• WORK INSTRUCTIONS:
Repeat the stretch of lines from the first line through the one containing "data-point: [136, 1243, 142, 1249]", character for character.

• SUPPLIED MATERIAL:
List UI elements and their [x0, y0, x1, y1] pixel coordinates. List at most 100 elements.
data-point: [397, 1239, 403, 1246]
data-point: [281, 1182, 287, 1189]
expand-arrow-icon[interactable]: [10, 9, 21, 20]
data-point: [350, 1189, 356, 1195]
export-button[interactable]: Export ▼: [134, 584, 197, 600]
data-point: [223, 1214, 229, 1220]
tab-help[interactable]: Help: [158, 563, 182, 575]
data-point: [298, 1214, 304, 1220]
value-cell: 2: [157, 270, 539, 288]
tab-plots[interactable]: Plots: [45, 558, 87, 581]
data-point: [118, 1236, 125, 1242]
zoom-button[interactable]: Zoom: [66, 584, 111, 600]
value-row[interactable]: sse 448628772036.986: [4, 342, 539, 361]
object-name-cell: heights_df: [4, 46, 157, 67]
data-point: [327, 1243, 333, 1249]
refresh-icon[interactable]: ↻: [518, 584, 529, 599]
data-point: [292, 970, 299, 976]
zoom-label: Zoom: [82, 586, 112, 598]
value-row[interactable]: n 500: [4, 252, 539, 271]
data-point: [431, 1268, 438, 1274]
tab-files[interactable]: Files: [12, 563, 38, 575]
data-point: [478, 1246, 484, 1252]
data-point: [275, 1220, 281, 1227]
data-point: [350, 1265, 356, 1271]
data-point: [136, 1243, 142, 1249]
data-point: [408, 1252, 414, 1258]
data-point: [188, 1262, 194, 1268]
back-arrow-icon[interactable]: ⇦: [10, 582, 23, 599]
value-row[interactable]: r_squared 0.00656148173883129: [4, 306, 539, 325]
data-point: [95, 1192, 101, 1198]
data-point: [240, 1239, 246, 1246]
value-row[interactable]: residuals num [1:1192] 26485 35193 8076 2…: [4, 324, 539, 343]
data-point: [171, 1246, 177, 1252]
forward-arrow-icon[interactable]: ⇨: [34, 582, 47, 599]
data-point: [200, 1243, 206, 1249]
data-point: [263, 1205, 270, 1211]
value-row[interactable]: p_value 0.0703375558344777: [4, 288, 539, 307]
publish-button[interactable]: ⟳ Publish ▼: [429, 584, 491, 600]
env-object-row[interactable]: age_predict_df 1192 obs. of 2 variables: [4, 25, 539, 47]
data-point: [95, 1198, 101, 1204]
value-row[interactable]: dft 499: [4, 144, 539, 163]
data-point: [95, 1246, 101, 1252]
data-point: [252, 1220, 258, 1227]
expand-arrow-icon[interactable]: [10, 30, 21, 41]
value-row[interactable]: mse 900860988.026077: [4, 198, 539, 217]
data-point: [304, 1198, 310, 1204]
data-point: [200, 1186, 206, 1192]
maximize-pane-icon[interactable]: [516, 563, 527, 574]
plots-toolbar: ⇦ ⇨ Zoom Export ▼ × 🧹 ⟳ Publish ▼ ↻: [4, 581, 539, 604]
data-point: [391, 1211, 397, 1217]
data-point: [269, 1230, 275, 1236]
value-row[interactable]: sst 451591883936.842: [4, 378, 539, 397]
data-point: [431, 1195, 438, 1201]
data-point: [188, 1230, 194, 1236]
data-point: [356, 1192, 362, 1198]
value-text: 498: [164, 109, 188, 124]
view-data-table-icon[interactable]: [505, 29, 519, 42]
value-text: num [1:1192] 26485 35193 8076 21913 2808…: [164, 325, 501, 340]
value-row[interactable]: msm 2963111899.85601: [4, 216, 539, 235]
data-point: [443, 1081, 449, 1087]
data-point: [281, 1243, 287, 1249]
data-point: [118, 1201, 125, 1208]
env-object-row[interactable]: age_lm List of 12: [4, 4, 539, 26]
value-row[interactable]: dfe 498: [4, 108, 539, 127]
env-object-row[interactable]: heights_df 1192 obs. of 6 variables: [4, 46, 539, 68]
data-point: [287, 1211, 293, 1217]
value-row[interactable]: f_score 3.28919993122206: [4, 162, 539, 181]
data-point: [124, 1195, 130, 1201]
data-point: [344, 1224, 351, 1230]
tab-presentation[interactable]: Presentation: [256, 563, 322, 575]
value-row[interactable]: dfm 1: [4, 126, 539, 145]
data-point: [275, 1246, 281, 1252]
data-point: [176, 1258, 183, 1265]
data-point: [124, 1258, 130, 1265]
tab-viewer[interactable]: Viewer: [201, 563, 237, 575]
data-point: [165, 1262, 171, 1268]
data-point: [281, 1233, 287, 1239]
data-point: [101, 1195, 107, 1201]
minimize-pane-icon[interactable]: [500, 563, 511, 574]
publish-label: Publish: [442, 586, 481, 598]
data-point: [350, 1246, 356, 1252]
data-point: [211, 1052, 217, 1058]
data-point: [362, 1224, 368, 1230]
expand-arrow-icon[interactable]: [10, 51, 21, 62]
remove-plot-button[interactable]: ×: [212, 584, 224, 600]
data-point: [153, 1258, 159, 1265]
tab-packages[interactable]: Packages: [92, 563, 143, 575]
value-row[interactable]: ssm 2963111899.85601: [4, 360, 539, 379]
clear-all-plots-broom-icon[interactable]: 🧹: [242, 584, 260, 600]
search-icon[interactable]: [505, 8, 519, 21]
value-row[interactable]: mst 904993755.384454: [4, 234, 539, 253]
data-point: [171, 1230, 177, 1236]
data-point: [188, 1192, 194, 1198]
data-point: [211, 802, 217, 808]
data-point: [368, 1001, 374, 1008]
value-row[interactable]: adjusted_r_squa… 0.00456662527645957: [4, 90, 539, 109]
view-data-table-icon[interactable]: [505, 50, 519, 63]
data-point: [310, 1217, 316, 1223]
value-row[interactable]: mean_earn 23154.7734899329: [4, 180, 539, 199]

• OUTPUT FOR THIS EXERCISE:
List UI elements and their [x0, y0, x1, y1] pixel coordinates. List at most 100 elements.
data-point: [397, 1239, 403, 1246]
data-point: [281, 1182, 287, 1189]
expand-arrow-icon[interactable]: [10, 9, 21, 20]
data-point: [350, 1189, 356, 1195]
export-button[interactable]: Export ▼: [134, 584, 197, 600]
data-point: [223, 1214, 229, 1220]
tab-help[interactable]: Help: [158, 563, 182, 575]
data-point: [298, 1214, 304, 1220]
value-cell: 2: [157, 270, 539, 288]
tab-plots[interactable]: Plots: [45, 558, 87, 581]
data-point: [118, 1236, 125, 1242]
zoom-button[interactable]: Zoom: [66, 584, 111, 600]
value-row[interactable]: sse 448628772036.986: [4, 342, 539, 361]
object-name-cell: heights_df: [4, 46, 157, 67]
data-point: [327, 1243, 333, 1249]
refresh-icon[interactable]: ↻: [518, 584, 529, 599]
data-point: [292, 970, 299, 976]
zoom-label: Zoom: [82, 586, 112, 598]
value-row[interactable]: n 500: [4, 252, 539, 271]
data-point: [431, 1268, 438, 1274]
tab-files[interactable]: Files: [12, 563, 38, 575]
data-point: [478, 1246, 484, 1252]
data-point: [275, 1220, 281, 1227]
data-point: [350, 1265, 356, 1271]
data-point: [136, 1243, 142, 1249]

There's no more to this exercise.